Set down each record exactly as written.

[Data entries]
┄┄┄┄┄┄┄┄┄┄┄┄┄┄┄┄┄┄┄┄
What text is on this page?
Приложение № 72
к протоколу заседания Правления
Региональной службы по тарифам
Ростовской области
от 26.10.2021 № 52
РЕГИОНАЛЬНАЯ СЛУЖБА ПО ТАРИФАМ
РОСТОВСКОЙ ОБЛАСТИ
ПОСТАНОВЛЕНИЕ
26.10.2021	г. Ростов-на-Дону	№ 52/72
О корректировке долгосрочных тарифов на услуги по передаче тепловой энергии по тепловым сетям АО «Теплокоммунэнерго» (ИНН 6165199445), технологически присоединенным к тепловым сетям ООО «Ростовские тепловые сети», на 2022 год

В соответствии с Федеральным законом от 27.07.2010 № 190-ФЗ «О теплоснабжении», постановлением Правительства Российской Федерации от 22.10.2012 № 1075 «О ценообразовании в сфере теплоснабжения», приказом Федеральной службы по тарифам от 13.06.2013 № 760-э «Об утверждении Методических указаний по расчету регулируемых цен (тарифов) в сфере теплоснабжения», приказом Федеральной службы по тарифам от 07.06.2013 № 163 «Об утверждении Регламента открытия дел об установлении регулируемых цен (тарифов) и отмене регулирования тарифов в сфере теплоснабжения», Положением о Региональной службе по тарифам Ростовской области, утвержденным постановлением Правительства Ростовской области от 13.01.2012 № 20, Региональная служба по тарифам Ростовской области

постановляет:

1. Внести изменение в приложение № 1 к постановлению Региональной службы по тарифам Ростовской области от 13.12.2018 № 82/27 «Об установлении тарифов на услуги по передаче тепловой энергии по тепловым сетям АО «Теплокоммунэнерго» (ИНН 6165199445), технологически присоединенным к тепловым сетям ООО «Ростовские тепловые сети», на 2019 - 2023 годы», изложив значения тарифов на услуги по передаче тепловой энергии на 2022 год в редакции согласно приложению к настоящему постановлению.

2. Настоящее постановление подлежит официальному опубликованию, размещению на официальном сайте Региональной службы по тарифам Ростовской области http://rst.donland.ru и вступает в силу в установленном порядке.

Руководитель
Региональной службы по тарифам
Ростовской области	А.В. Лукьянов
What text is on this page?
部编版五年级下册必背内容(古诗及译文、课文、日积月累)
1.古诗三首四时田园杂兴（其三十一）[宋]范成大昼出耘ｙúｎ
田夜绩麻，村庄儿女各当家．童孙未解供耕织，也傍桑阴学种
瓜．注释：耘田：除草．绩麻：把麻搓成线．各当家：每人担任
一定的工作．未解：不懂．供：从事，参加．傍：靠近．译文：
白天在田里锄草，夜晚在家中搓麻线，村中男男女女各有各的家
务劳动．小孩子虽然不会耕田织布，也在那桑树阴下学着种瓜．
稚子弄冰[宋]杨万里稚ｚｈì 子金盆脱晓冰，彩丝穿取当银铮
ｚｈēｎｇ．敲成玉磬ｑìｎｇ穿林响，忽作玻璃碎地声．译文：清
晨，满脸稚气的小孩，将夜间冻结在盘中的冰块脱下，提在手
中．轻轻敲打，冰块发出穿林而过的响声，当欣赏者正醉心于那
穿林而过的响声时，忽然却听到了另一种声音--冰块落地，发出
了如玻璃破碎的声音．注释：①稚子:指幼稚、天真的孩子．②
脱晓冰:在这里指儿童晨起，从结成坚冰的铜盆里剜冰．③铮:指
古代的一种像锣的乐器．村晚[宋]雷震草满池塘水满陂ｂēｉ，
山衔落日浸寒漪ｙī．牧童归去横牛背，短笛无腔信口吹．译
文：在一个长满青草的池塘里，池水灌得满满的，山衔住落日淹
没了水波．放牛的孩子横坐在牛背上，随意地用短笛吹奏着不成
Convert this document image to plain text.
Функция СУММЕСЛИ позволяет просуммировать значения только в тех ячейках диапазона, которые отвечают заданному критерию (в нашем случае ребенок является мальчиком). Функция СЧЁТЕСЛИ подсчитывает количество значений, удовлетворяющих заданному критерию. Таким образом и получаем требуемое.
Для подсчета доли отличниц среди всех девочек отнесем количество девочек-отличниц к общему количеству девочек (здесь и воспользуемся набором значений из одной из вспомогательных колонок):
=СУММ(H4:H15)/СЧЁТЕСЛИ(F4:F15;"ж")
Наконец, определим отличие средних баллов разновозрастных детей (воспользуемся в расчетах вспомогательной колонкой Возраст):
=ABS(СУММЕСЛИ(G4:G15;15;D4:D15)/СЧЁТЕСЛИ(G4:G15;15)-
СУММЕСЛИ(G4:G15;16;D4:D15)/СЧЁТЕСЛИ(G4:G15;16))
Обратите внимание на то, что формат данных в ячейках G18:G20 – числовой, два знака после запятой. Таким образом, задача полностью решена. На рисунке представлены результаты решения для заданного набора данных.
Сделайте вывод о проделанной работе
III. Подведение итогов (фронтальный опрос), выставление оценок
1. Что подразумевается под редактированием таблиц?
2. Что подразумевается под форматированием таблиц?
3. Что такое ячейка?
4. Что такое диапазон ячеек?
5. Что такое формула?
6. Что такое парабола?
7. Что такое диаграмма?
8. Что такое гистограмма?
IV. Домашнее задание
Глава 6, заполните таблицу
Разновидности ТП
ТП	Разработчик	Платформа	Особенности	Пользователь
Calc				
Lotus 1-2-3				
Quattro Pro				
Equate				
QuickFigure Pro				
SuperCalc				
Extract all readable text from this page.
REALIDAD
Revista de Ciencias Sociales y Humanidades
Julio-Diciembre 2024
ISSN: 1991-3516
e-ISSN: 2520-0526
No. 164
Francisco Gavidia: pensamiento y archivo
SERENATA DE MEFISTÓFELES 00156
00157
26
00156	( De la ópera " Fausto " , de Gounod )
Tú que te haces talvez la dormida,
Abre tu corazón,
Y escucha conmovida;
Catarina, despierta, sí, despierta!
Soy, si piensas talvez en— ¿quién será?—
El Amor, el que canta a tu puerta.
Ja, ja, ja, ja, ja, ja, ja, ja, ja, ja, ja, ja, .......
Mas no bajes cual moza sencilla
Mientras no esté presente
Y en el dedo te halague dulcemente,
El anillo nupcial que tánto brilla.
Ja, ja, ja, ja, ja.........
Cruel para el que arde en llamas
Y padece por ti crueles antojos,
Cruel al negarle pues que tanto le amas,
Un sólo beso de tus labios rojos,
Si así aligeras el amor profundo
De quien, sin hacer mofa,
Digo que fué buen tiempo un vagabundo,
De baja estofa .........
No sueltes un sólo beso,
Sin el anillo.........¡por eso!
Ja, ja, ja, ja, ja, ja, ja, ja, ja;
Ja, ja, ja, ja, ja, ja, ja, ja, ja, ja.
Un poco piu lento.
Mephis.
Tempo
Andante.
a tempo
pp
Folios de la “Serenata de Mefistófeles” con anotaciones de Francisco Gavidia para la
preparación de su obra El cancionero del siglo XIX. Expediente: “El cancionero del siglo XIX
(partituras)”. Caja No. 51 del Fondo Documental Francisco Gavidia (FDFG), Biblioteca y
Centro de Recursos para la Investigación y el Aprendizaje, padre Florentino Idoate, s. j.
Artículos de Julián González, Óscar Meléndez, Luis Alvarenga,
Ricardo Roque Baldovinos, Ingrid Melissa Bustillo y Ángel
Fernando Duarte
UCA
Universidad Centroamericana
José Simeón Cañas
┄┄┄┄┄┄┄┄┄┄┄┄┄┄┄┄┄┄┄┄
▶ [The solution]
What text is on this page?
Приложение № 72
к протоколу заседания Правления
Региональной службы по тарифам
Ростовской области
от 26.10.2021 № 52
РЕГИОНАЛЬНАЯ СЛУЖБА ПО ТАРИФАМ
РОСТОВСКОЙ ОБЛАСТИ
ПОСТАНОВЛЕНИЕ
26.10.2021	г. Ростов-на-Дону	№ 52/72
О корректировке долгосрочных тарифов на услуги по передаче тепловой энергии по тепловым сетям АО «Теплокоммунэнерго» (ИНН 6165199445), технологически присоединенным к тепловым сетям ООО «Ростовские тепловые сети», на 2022 год

В соответствии с Федеральным законом от 27.07.2010 № 190-ФЗ «О теплоснабжении», постановлением Правительства Российской Федерации от 22.10.2012 № 1075 «О ценообразовании в сфере теплоснабжения», приказом Федеральной службы по тарифам от 13.06.2013 № 760-э «Об утверждении Методических указаний по расчету регулируемых цен (тарифов) в сфере теплоснабжения», приказом Федеральной службы по тарифам от 07.06.2013 № 163 «Об утверждении Регламента открытия дел об установлении регулируемых цен (тарифов) и отмене регулирования тарифов в сфере теплоснабжения», Положением о Региональной службе по тарифам Ростовской области, утвержденным постановлением Правительства Ростовской области от 13.01.2012 № 20, Региональная служба по тарифам Ростовской области

постановляет:

1. Внести изменение в приложение № 1 к постановлению Региональной службы по тарифам Ростовской области от 13.12.2018 № 82/27 «Об установлении тарифов на услуги по передаче тепловой энергии по тепловым сетям АО «Теплокоммунэнерго» (ИНН 6165199445), технологически присоединенным к тепловым сетям ООО «Ростовские тепловые сети», на 2019 - 2023 годы», изложив значения тарифов на услуги по передаче тепловой энергии на 2022 год в редакции согласно приложению к настоящему постановлению.

2. Настоящее постановление подлежит официальному опубликованию, размещению на официальном сайте Региональной службы по тарифам Ростовской области http://rst.donland.ru и вступает в силу в установленном порядке.

Руководитель
Региональной службы по тарифам
Ростовской области	А.В. Лукьянов
What text is on this page?
部编版五年级下册必背内容(古诗及译文、课文、日积月累)
1.古诗三首四时田园杂兴（其三十一）[宋]范成大昼出耘ｙúｎ
田夜绩麻，村庄儿女各当家．童孙未解供耕织，也傍桑阴学种
瓜．注释：耘田：除草．绩麻：把麻搓成线．各当家：每人担任
一定的工作．未解：不懂．供：从事，参加．傍：靠近．译文：
白天在田里锄草，夜晚在家中搓麻线，村中男男女女各有各的家
务劳动．小孩子虽然不会耕田织布，也在那桑树阴下学着种瓜．
稚子弄冰[宋]杨万里稚ｚｈì 子金盆脱晓冰，彩丝穿取当银铮
ｚｈēｎｇ．敲成玉磬ｑìｎｇ穿林响，忽作玻璃碎地声．译文：清
晨，满脸稚气的小孩，将夜间冻结在盘中的冰块脱下，提在手
中．轻轻敲打，冰块发出穿林而过的响声，当欣赏者正醉心于那
穿林而过的响声时，忽然却听到了另一种声音--冰块落地，发出
了如玻璃破碎的声音．注释：①稚子:指幼稚、天真的孩子．②
脱晓冰:在这里指儿童晨起，从结成坚冰的铜盆里剜冰．③铮:指
古代的一种像锣的乐器．村晚[宋]雷震草满池塘水满陂ｂēｉ，
山衔落日浸寒漪ｙī．牧童归去横牛背，短笛无腔信口吹．译
文：在一个长满青草的池塘里，池水灌得满满的，山衔住落日淹
没了水波．放牛的孩子横坐在牛背上，随意地用短笛吹奏着不成
Convert this document image to plain text.
Функция СУММЕСЛИ позволяет просуммировать значения только в тех ячейках диапазона, которые отвечают заданному критерию (в нашем случае ребенок является мальчиком). Функция СЧЁТЕСЛИ подсчитывает количество значений, удовлетворяющих заданному критерию. Таким образом и получаем требуемое.
Для подсчета доли отличниц среди всех девочек отнесем количество девочек-отличниц к общему количеству девочек (здесь и воспользуемся набором значений из одной из вспомогательных колонок):
=СУММ(H4:H15)/СЧЁТЕСЛИ(F4:F15;"ж")
Наконец, определим отличие средних баллов разновозрастных детей (воспользуемся в расчетах вспомогательной колонкой Возраст):
=ABS(СУММЕСЛИ(G4:G15;15;D4:D15)/СЧЁТЕСЛИ(G4:G15;15)-
СУММЕСЛИ(G4:G15;16;D4:D15)/СЧЁТЕСЛИ(G4:G15;16))
Обратите внимание на то, что формат данных в ячейках G18:G20 – числовой, два знака после запятой. Таким образом, задача полностью решена. На рисунке представлены результаты решения для заданного набора данных.
Сделайте вывод о проделанной работе
III. Подведение итогов (фронтальный опрос), выставление оценок
1. Что подразумевается под редактированием таблиц?
2. Что подразумевается под форматированием таблиц?
3. Что такое ячейка?
4. Что такое диапазон ячеек?
5. Что такое формула?
6. Что такое парабола?
7. Что такое диаграмма?
8. Что такое гистограмма?
IV. Домашнее задание
Глава 6, заполните таблицу
Разновидности ТП
ТП	Разработчик	Платформа	Особенности	Пользователь
Calc				
Lotus 1-2-3				
Quattro Pro				
Equate				
QuickFigure Pro				
SuperCalc				
Extract all readable text from this page.
REALIDAD
Revista de Ciencias Sociales y Humanidades
Julio-Diciembre 2024
ISSN: 1991-3516
e-ISSN: 2520-0526
No. 164
Francisco Gavidia: pensamiento y archivo
SERENATA DE MEFISTÓFELES 00156
00157
26
00156	( De la ópera " Fausto " , de Gounod )
Tú que te haces talvez la dormida,
Abre tu corazón,
Y escucha conmovida;
Catarina, despierta, sí, despierta!
Soy, si piensas talvez en— ¿quién será?—
El Amor, el que canta a tu puerta.
Ja, ja, ja, ja, ja, ja, ja, ja, ja, ja, ja, ja, .......
Mas no bajes cual moza sencilla
Mientras no esté presente
Y en el dedo te halague dulcemente,
El anillo nupcial que tánto brilla.
Ja, ja, ja, ja, ja.........
Cruel para el que arde en llamas
Y padece por ti crueles antojos,
Cruel al negarle pues que tanto le amas,
Un sólo beso de tus labios rojos,
Si así aligeras el amor profundo
De quien, sin hacer mofa,
Digo que fué buen tiempo un vagabundo,
De baja estofa .........
No sueltes un sólo beso,
Sin el anillo.........¡por eso!
Ja, ja, ja, ja, ja, ja, ja, ja, ja;
Ja, ja, ja, ja, ja, ja, ja, ja, ja, ja.
Un poco piu lento.
Mephis.
Tempo
Andante.
a tempo
pp
Folios de la “Serenata de Mefistófeles” con anotaciones de Francisco Gavidia para la
preparación de su obra El cancionero del siglo XIX. Expediente: “El cancionero del siglo XIX
(partituras)”. Caja No. 51 del Fondo Documental Francisco Gavidia (FDFG), Biblioteca y
Centro de Recursos para la Investigación y el Aprendizaje, padre Florentino Idoate, s. j.
Artículos de Julián González, Óscar Meléndez, Luis Alvarenga,
Ricardo Roque Baldovinos, Ingrid Melissa Bustillo y Ángel
Fernando Duarte
UCA
Universidad Centroamericana
José Simeón Cañas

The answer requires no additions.